## begin GIVEN DATA
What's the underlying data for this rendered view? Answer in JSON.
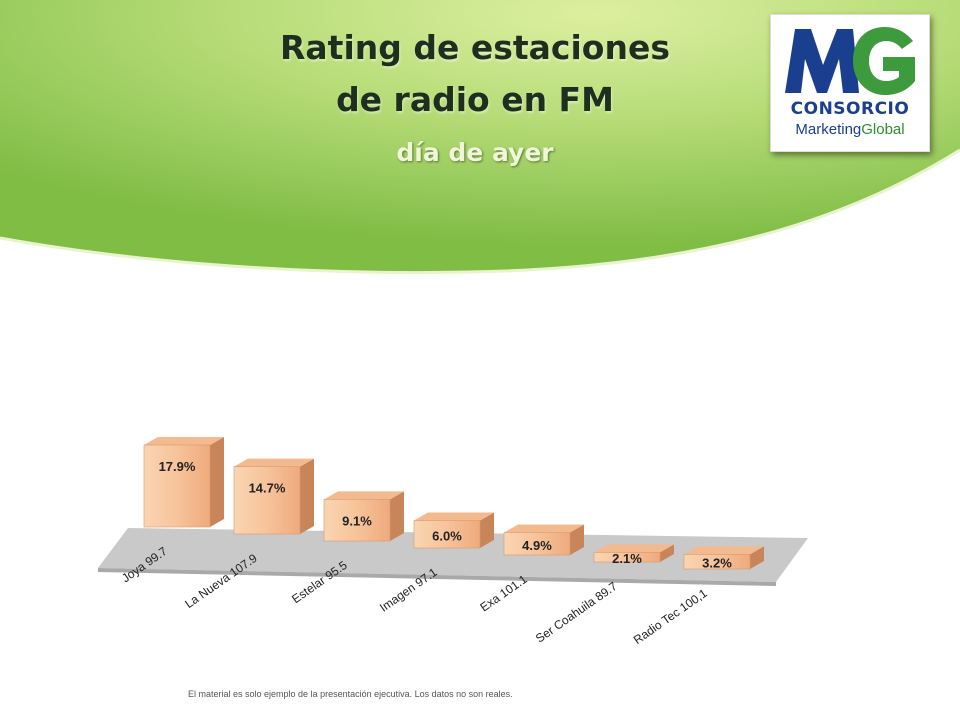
{
  "slide": {
    "title_line1": "Rating de estaciones",
    "title_line2": "de radio en FM",
    "subtitle": "día de ayer",
    "footnote": "El material es solo ejemplo de la presentación ejecutiva.  Los datos no son reales."
  },
  "logo": {
    "letters": "MG",
    "line1": "CONSORCIO",
    "line2_a": "Marketing",
    "line2_b": "Global",
    "colors": {
      "blue": "#1a3f8f",
      "green": "#3d9a3d"
    }
  },
  "chart_data": {
    "type": "bar",
    "style": "3d",
    "categories": [
      "Joya 99.7",
      "La Nueva  107.9",
      "Estelar 95.5",
      "Imagen 97.1",
      "Exa 101.1",
      "Ser Coahuila 89.7",
      "Radio Tec 100,1"
    ],
    "values": [
      17.9,
      14.7,
      9.1,
      6.0,
      4.9,
      2.1,
      3.2
    ],
    "data_labels": [
      "17.9%",
      "14.7%",
      "9.1%",
      "6.0%",
      "4.9%",
      "2.1%",
      "3.2%"
    ],
    "unit": "%",
    "ylim": [
      0,
      20
    ],
    "grid": false,
    "legend": "none",
    "bar_color": "#f7c9a2",
    "floor_color": "#c8c8c8"
  }
}
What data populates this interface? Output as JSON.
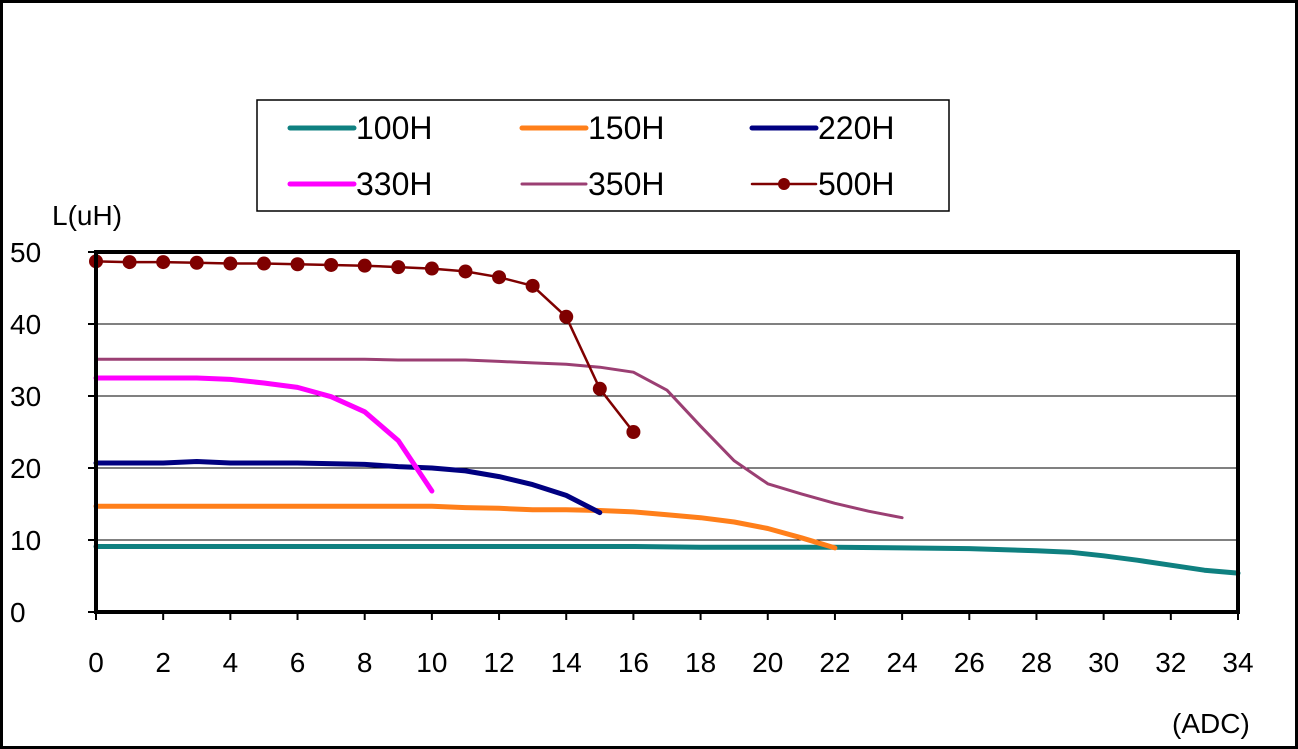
{
  "chart_data": {
    "type": "line",
    "title": "",
    "ylabel": "L(uH)",
    "xlabel": "(ADC)",
    "xlim": [
      0,
      34
    ],
    "ylim": [
      0,
      50
    ],
    "xticks": [
      0,
      2,
      4,
      6,
      8,
      10,
      12,
      14,
      16,
      18,
      20,
      22,
      24,
      26,
      28,
      30,
      32,
      34
    ],
    "yticks": [
      0,
      10,
      20,
      30,
      40,
      50
    ],
    "grid": "horizontal",
    "legend_position": "top",
    "series": [
      {
        "name": "100H",
        "color": "#0f8080",
        "markers": false,
        "points": [
          [
            0,
            9.1
          ],
          [
            2,
            9.1
          ],
          [
            4,
            9.1
          ],
          [
            6,
            9.1
          ],
          [
            8,
            9.1
          ],
          [
            10,
            9.1
          ],
          [
            12,
            9.1
          ],
          [
            14,
            9.1
          ],
          [
            16,
            9.1
          ],
          [
            18,
            9.0
          ],
          [
            20,
            9.0
          ],
          [
            22,
            9.0
          ],
          [
            24,
            8.9
          ],
          [
            26,
            8.8
          ],
          [
            28,
            8.5
          ],
          [
            29,
            8.3
          ],
          [
            30,
            7.8
          ],
          [
            31,
            7.2
          ],
          [
            32,
            6.5
          ],
          [
            33,
            5.8
          ],
          [
            34,
            5.4
          ]
        ]
      },
      {
        "name": "150H",
        "color": "#ff7f1a",
        "markers": false,
        "points": [
          [
            0,
            14.7
          ],
          [
            2,
            14.7
          ],
          [
            4,
            14.7
          ],
          [
            6,
            14.7
          ],
          [
            8,
            14.7
          ],
          [
            10,
            14.7
          ],
          [
            11,
            14.5
          ],
          [
            12,
            14.4
          ],
          [
            13,
            14.2
          ],
          [
            14,
            14.2
          ],
          [
            15,
            14.1
          ],
          [
            16,
            13.9
          ],
          [
            17,
            13.5
          ],
          [
            18,
            13.1
          ],
          [
            19,
            12.5
          ],
          [
            20,
            11.6
          ],
          [
            21,
            10.3
          ],
          [
            22,
            8.9
          ]
        ]
      },
      {
        "name": "220H",
        "color": "#000080",
        "markers": false,
        "points": [
          [
            0,
            20.7
          ],
          [
            2,
            20.7
          ],
          [
            3,
            20.9
          ],
          [
            4,
            20.7
          ],
          [
            6,
            20.7
          ],
          [
            8,
            20.5
          ],
          [
            9,
            20.2
          ],
          [
            10,
            20.0
          ],
          [
            11,
            19.6
          ],
          [
            12,
            18.8
          ],
          [
            13,
            17.7
          ],
          [
            14,
            16.2
          ],
          [
            15,
            13.8
          ]
        ]
      },
      {
        "name": "330H",
        "color": "#ff00ff",
        "markers": false,
        "points": [
          [
            0,
            32.5
          ],
          [
            1,
            32.5
          ],
          [
            2,
            32.5
          ],
          [
            3,
            32.5
          ],
          [
            4,
            32.3
          ],
          [
            5,
            31.8
          ],
          [
            6,
            31.2
          ],
          [
            7,
            29.9
          ],
          [
            8,
            27.8
          ],
          [
            9,
            23.8
          ],
          [
            10,
            16.8
          ]
        ]
      },
      {
        "name": "350H",
        "color": "#9b3f73",
        "markers": false,
        "points": [
          [
            0,
            35.1
          ],
          [
            2,
            35.1
          ],
          [
            4,
            35.1
          ],
          [
            6,
            35.1
          ],
          [
            8,
            35.1
          ],
          [
            9,
            35.0
          ],
          [
            10,
            35.0
          ],
          [
            11,
            35.0
          ],
          [
            12,
            34.8
          ],
          [
            13,
            34.6
          ],
          [
            14,
            34.4
          ],
          [
            15,
            34.0
          ],
          [
            16,
            33.3
          ],
          [
            17,
            30.8
          ],
          [
            18,
            25.8
          ],
          [
            19,
            21.0
          ],
          [
            20,
            17.8
          ],
          [
            21,
            16.4
          ],
          [
            22,
            15.1
          ],
          [
            23,
            14.0
          ],
          [
            24,
            13.1
          ]
        ]
      },
      {
        "name": "500H",
        "color": "#7f0000",
        "markers": true,
        "points": [
          [
            0,
            48.7
          ],
          [
            1,
            48.6
          ],
          [
            2,
            48.6
          ],
          [
            3,
            48.5
          ],
          [
            4,
            48.4
          ],
          [
            5,
            48.4
          ],
          [
            6,
            48.3
          ],
          [
            7,
            48.2
          ],
          [
            8,
            48.1
          ],
          [
            9,
            47.9
          ],
          [
            10,
            47.7
          ],
          [
            11,
            47.3
          ],
          [
            12,
            46.5
          ],
          [
            13,
            45.3
          ],
          [
            14,
            41.0
          ],
          [
            15,
            31.0
          ],
          [
            16,
            25.0
          ]
        ]
      }
    ]
  }
}
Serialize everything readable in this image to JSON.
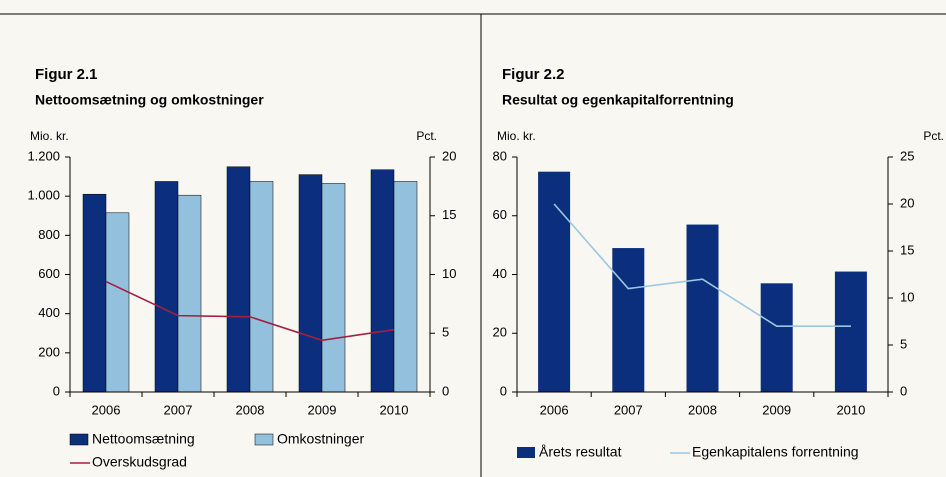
{
  "chart_data": [
    {
      "type": "bar",
      "title": "Figur 2.1",
      "subtitle": "Nettoomsætning og omkostninger",
      "y_label": "Mio. kr.",
      "y2_label": "Pct.",
      "categories": [
        "2006",
        "2007",
        "2008",
        "2009",
        "2010"
      ],
      "series": [
        {
          "name": "Nettoomsætning",
          "color": "#0b2f7d",
          "type": "bar",
          "values": [
            1010,
            1075,
            1150,
            1110,
            1135
          ]
        },
        {
          "name": "Omkostninger",
          "color": "#93c0dd",
          "type": "bar",
          "values": [
            915,
            1005,
            1075,
            1065,
            1075
          ]
        },
        {
          "name": "Overskudsgrad",
          "color": "#a3203e",
          "type": "line",
          "axis": "y2",
          "values": [
            9.4,
            6.5,
            6.4,
            4.4,
            5.3
          ]
        }
      ],
      "ylim": [
        0,
        1200
      ],
      "yticks": [
        0,
        200,
        400,
        600,
        800,
        {
          "value": 1000,
          "label": "1.000"
        },
        {
          "value": 1200,
          "label": "1.200"
        }
      ],
      "y2lim": [
        0,
        20
      ],
      "y2ticks": [
        0,
        5,
        10,
        15,
        20
      ]
    },
    {
      "type": "bar",
      "title": "Figur 2.2",
      "subtitle": "Resultat og egenkapitalforrentning",
      "y_label": "Mio. kr.",
      "y2_label": "Pct.",
      "categories": [
        "2006",
        "2007",
        "2008",
        "2009",
        "2010"
      ],
      "series": [
        {
          "name": "Årets resultat",
          "color": "#0b2f7d",
          "type": "bar",
          "values": [
            75,
            49,
            57,
            37,
            41
          ]
        },
        {
          "name": "Egenkapitalens forrentning",
          "color": "#9cc7e0",
          "type": "line",
          "axis": "y2",
          "values": [
            20,
            11,
            12,
            7,
            7
          ]
        }
      ],
      "ylim": [
        0,
        80
      ],
      "yticks": [
        0,
        20,
        40,
        60,
        80
      ],
      "y2lim": [
        0,
        25
      ],
      "y2ticks": [
        0,
        5,
        10,
        15,
        20,
        25
      ]
    }
  ]
}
## end GIVEN DATA
→ GOAL OF THE EXERCISE
Go through the records and gather the lines that hold "JSON".

→ SOLUTION FOR THIS EXERCISE
What's the underlying data for this rendered view? Answer in JSON.
What data populates this interface? Output as JSON.
Serialize everything readable in this image to JSON.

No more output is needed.